## [Directions]
Can all of these lines be returned exactly?

** begin Material provided **

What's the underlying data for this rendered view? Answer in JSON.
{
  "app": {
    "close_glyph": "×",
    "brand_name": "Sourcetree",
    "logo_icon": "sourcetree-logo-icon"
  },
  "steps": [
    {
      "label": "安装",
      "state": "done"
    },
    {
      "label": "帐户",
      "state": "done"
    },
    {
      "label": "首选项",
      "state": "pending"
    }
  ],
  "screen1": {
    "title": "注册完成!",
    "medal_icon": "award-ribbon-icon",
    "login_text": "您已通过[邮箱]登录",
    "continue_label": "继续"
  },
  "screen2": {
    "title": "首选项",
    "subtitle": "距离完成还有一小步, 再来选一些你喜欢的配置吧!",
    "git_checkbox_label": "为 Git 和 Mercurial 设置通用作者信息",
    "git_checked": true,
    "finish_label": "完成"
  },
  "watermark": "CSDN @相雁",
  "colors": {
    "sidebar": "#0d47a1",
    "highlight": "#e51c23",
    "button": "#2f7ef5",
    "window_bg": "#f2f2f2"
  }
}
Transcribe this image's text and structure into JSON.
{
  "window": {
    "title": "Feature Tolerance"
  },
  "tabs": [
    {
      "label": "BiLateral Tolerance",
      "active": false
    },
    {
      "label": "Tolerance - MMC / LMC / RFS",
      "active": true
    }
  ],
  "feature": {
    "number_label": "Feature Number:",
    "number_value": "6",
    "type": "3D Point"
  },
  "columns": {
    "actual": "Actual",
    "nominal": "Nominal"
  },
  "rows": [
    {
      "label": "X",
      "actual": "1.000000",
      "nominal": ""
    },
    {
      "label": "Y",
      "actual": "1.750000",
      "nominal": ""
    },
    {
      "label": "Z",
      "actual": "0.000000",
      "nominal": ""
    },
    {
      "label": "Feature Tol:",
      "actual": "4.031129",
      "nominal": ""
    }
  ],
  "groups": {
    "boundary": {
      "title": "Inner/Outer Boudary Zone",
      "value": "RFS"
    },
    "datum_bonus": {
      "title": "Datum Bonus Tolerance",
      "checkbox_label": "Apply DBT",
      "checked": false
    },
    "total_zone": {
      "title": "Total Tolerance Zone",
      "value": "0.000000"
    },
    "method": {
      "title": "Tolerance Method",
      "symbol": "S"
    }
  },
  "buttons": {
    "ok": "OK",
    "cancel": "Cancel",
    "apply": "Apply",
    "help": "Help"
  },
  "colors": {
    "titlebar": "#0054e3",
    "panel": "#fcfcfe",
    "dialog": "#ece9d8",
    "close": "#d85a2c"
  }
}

** end Material provided **

## [Result of this exercise]
What's the underlying data for this rendered view? Answer in JSON.
{
  "app": {
    "close_glyph": "×",
    "brand_name": "Sourcetree",
    "logo_icon": "sourcetree-logo-icon"
  },
  "steps": [
    {
      "label": "安装",
      "state": "done"
    },
    {
      "label": "帐户",
      "state": "done"
    },
    {
      "label": "首选项",
      "state": "pending"
    }
  ],
  "screen1": {
    "title": "注册完成!",
    "medal_icon": "award-ribbon-icon",
    "login_text": "您已通过[邮箱]登录",
    "continue_label": "继续"
  },
  "screen2": {
    "title": "首选项",
    "subtitle": "距离完成还有一小步, 再来选一些你喜欢的配置吧!",
    "git_checkbox_label": "为 Git 和 Mercurial 设置通用作者信息",
    "git_checked": true,
    "finish_label": "完成"
  },
  "watermark": "CSDN @相雁",
  "colors": {
    "sidebar": "#0d47a1",
    "highlight": "#e51c23",
    "button": "#2f7ef5",
    "window_bg": "#f2f2f2"
  }
}
Transcribe this image's text and structure into JSON.
{
  "window": {
    "title": "Feature Tolerance"
  },
  "tabs": [
    {
      "label": "BiLateral Tolerance",
      "active": false
    },
    {
      "label": "Tolerance - MMC / LMC / RFS",
      "active": true
    }
  ],
  "feature": {
    "number_label": "Feature Number:",
    "number_value": "6",
    "type": "3D Point"
  },
  "columns": {
    "actual": "Actual",
    "nominal": "Nominal"
  },
  "rows": [
    {
      "label": "X",
      "actual": "1.000000",
      "nominal": ""
    },
    {
      "label": "Y",
      "actual": "1.750000",
      "nominal": ""
    },
    {
      "label": "Z",
      "actual": "0.000000",
      "nominal": ""
    },
    {
      "label": "Feature Tol:",
      "actual": "4.031129",
      "nominal": ""
    }
  ],
  "groups": {
    "boundary": {
      "title": "Inner/Outer Boudary Zone",
      "value": "RFS"
    },
    "datum_bonus": {
      "title": "Datum Bonus Tolerance",
      "checkbox_label": "Apply DBT",
      "checked": false
    },
    "total_zone": {
      "title": "Total Tolerance Zone",
      "value": "0.000000"
    },
    "method": {
      "title": "Tolerance Method",
      "symbol": "S"
    }
  },
  "buttons": {
    "ok": "OK",
    "cancel": "Cancel",
    "apply": "Apply",
    "help": "Help"
  },
  "colors": {
    "titlebar": "#0054e3",
    "panel": "#fcfcfe",
    "dialog": "#ece9d8",
    "close": "#d85a2c"
  }
}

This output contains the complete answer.